Data in this exercise
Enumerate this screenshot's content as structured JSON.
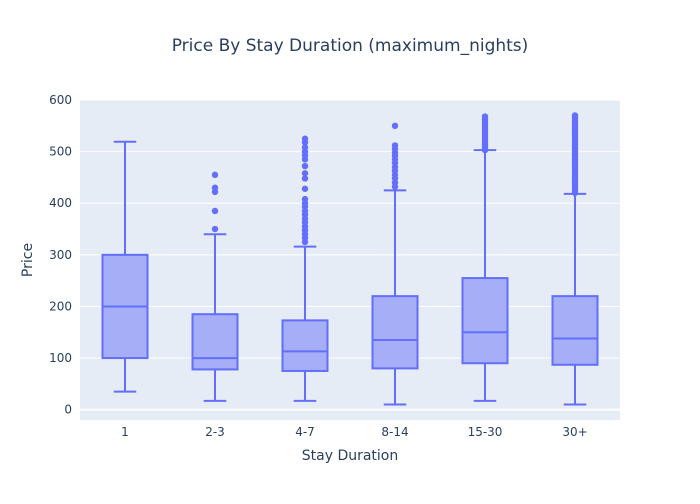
{
  "chart_data": {
    "type": "box",
    "title": "Price By Stay Duration (maximum_nights)",
    "xlabel": "Stay Duration",
    "ylabel": "Price",
    "ylim": [
      -20,
      600
    ],
    "yticks": [
      0,
      100,
      200,
      300,
      400,
      500,
      600
    ],
    "categories": [
      "1",
      "2-3",
      "4-7",
      "8-14",
      "15-30",
      "30+"
    ],
    "boxes": [
      {
        "category": "1",
        "min": 35,
        "q1": 100,
        "median": 200,
        "q3": 300,
        "max": 519,
        "outliers": []
      },
      {
        "category": "2-3",
        "min": 17,
        "q1": 78,
        "median": 100,
        "q3": 185,
        "max": 340,
        "outliers": [
          350,
          385,
          422,
          430,
          455
        ]
      },
      {
        "category": "4-7",
        "min": 17,
        "q1": 75,
        "median": 113,
        "q3": 173,
        "max": 316,
        "outliers": [
          325,
          333,
          340,
          348,
          355,
          363,
          370,
          378,
          385,
          393,
          400,
          408,
          428,
          448,
          458,
          472,
          485,
          493,
          500,
          508,
          518,
          525
        ]
      },
      {
        "category": "8-14",
        "min": 10,
        "q1": 80,
        "median": 135,
        "q3": 220,
        "max": 425,
        "outliers": [
          432,
          440,
          448,
          455,
          463,
          470,
          478,
          485,
          492,
          498,
          505,
          512,
          550
        ]
      },
      {
        "category": "15-30",
        "min": 17,
        "q1": 90,
        "median": 150,
        "q3": 255,
        "max": 503,
        "outliers": [
          503,
          508,
          513,
          518,
          523,
          528,
          533,
          538,
          543,
          548,
          553,
          558,
          563,
          568
        ]
      },
      {
        "category": "30+",
        "min": 10,
        "q1": 87,
        "median": 138,
        "q3": 220,
        "max": 418,
        "outliers": [
          420,
          425,
          430,
          435,
          440,
          445,
          450,
          455,
          460,
          465,
          470,
          475,
          480,
          485,
          490,
          495,
          500,
          505,
          510,
          515,
          520,
          525,
          530,
          535,
          540,
          545,
          550,
          555,
          560,
          565,
          570
        ]
      }
    ],
    "grid": true,
    "colors": {
      "plot_bg": "#E5ECF6",
      "grid": "#FFFFFF",
      "box_fill": "#A5AEF7",
      "box_line": "#636EFA",
      "text": "#2A3F5F"
    }
  }
}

Objective
Say how many lines include the word "median"; reply with the number alone.

Reply to the task
6